--- SUPPLIED DATA ---

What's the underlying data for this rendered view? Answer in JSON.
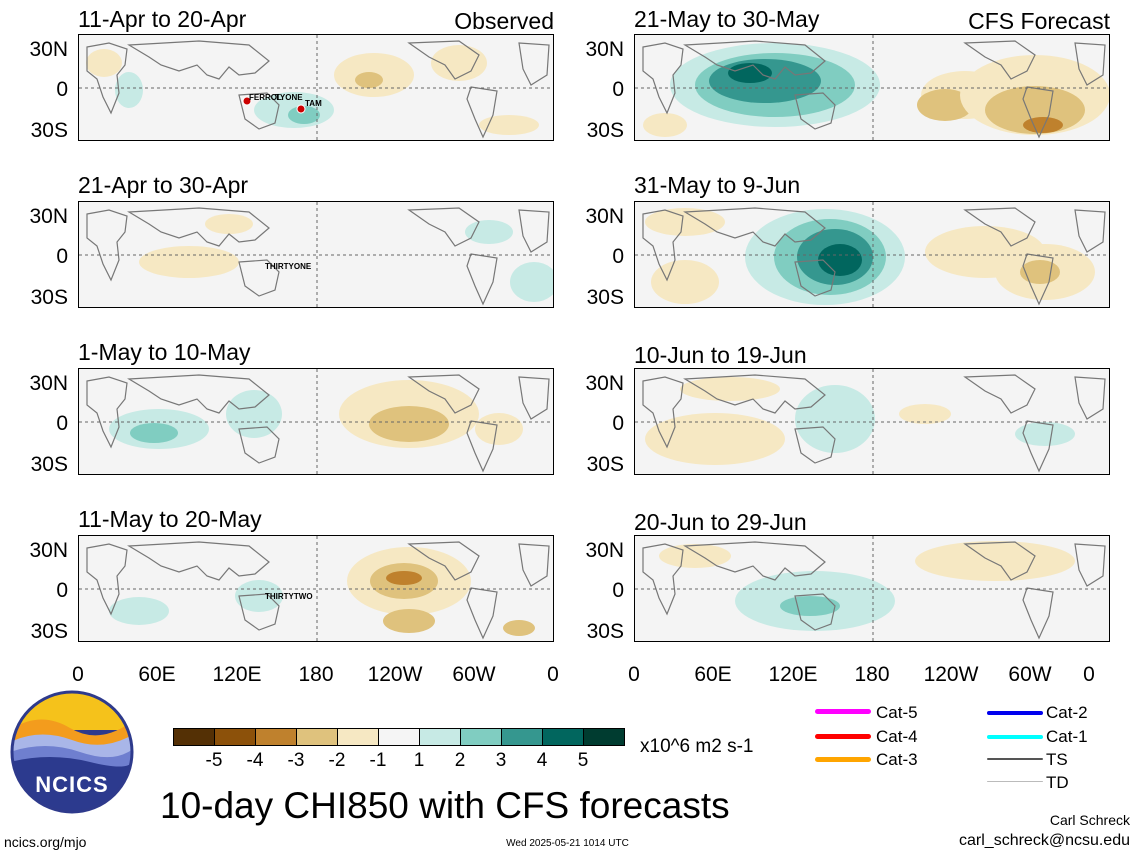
{
  "header": {
    "observed_label": "Observed",
    "forecast_label": "CFS Forecast"
  },
  "panels": [
    {
      "title": "11-Apr to 20-Apr",
      "storms": [
        "FERROL",
        "TYONE",
        "TAM"
      ]
    },
    {
      "title": "21-Apr to 30-Apr",
      "storms": [
        "THIRTYONE"
      ]
    },
    {
      "title": "1-May to 10-May",
      "storms": []
    },
    {
      "title": "11-May to 20-May",
      "storms": [
        "THIRTYTWO"
      ]
    },
    {
      "title": "21-May to 30-May",
      "storms": []
    },
    {
      "title": "31-May to 9-Jun",
      "storms": []
    },
    {
      "title": "10-Jun to 19-Jun",
      "storms": []
    },
    {
      "title": "20-Jun to 29-Jun",
      "storms": []
    }
  ],
  "axes": {
    "y_ticks": [
      "30N",
      "0",
      "30S"
    ],
    "x_ticks": [
      "0",
      "60E",
      "120E",
      "180",
      "120W",
      "60W",
      "0"
    ]
  },
  "colorbar": {
    "labels": [
      "-5",
      "-4",
      "-3",
      "-2",
      "-1",
      "1",
      "2",
      "3",
      "4",
      "5"
    ],
    "colors": [
      "#543005",
      "#8c510a",
      "#bf812d",
      "#dfc27d",
      "#f6e8c3",
      "#f5f5f5",
      "#c7eae5",
      "#80cdc1",
      "#35978f",
      "#01665e",
      "#003c30"
    ],
    "units": "x10^6 m2 s-1"
  },
  "legend": [
    {
      "label": "Cat-5",
      "color": "#ff00ff"
    },
    {
      "label": "Cat-4",
      "color": "#ff0000"
    },
    {
      "label": "Cat-3",
      "color": "#ffa500"
    },
    {
      "label": "Cat-2",
      "color": "#0000ee"
    },
    {
      "label": "Cat-1",
      "color": "#00ffff"
    },
    {
      "label": "TS",
      "color": "#555555"
    },
    {
      "label": "TD",
      "color": "#bbbbbb"
    }
  ],
  "footer": {
    "main_title": "10-day CHI850 with CFS forecasts",
    "logo_text": "NCICS",
    "url": "ncics.org/mjo",
    "timestamp": "Wed 2025-05-21 1014 UTC",
    "author": "Carl Schreck",
    "email": "carl_schreck@ncsu.edu"
  }
}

---

▶ _WHAT THIS TASK INVOLVES_: Reproduce all of the data exactly, omitting each picture it holds.

▶ _COMPLETED EXERCISE_:
What's the underlying data for this rendered view? Answer in JSON.
{
  "header": {
    "observed_label": "Observed",
    "forecast_label": "CFS Forecast"
  },
  "panels": [
    {
      "title": "11-Apr to 20-Apr",
      "storms": [
        "FERROL",
        "TYONE",
        "TAM"
      ]
    },
    {
      "title": "21-Apr to 30-Apr",
      "storms": [
        "THIRTYONE"
      ]
    },
    {
      "title": "1-May to 10-May",
      "storms": []
    },
    {
      "title": "11-May to 20-May",
      "storms": [
        "THIRTYTWO"
      ]
    },
    {
      "title": "21-May to 30-May",
      "storms": []
    },
    {
      "title": "31-May to 9-Jun",
      "storms": []
    },
    {
      "title": "10-Jun to 19-Jun",
      "storms": []
    },
    {
      "title": "20-Jun to 29-Jun",
      "storms": []
    }
  ],
  "axes": {
    "y_ticks": [
      "30N",
      "0",
      "30S"
    ],
    "x_ticks": [
      "0",
      "60E",
      "120E",
      "180",
      "120W",
      "60W",
      "0"
    ]
  },
  "colorbar": {
    "labels": [
      "-5",
      "-4",
      "-3",
      "-2",
      "-1",
      "1",
      "2",
      "3",
      "4",
      "5"
    ],
    "colors": [
      "#543005",
      "#8c510a",
      "#bf812d",
      "#dfc27d",
      "#f6e8c3",
      "#f5f5f5",
      "#c7eae5",
      "#80cdc1",
      "#35978f",
      "#01665e",
      "#003c30"
    ],
    "units": "x10^6 m2 s-1"
  },
  "legend": [
    {
      "label": "Cat-5",
      "color": "#ff00ff"
    },
    {
      "label": "Cat-4",
      "color": "#ff0000"
    },
    {
      "label": "Cat-3",
      "color": "#ffa500"
    },
    {
      "label": "Cat-2",
      "color": "#0000ee"
    },
    {
      "label": "Cat-1",
      "color": "#00ffff"
    },
    {
      "label": "TS",
      "color": "#555555"
    },
    {
      "label": "TD",
      "color": "#bbbbbb"
    }
  ],
  "footer": {
    "main_title": "10-day CHI850 with CFS forecasts",
    "logo_text": "NCICS",
    "url": "ncics.org/mjo",
    "timestamp": "Wed 2025-05-21 1014 UTC",
    "author": "Carl Schreck",
    "email": "carl_schreck@ncsu.edu"
  }
}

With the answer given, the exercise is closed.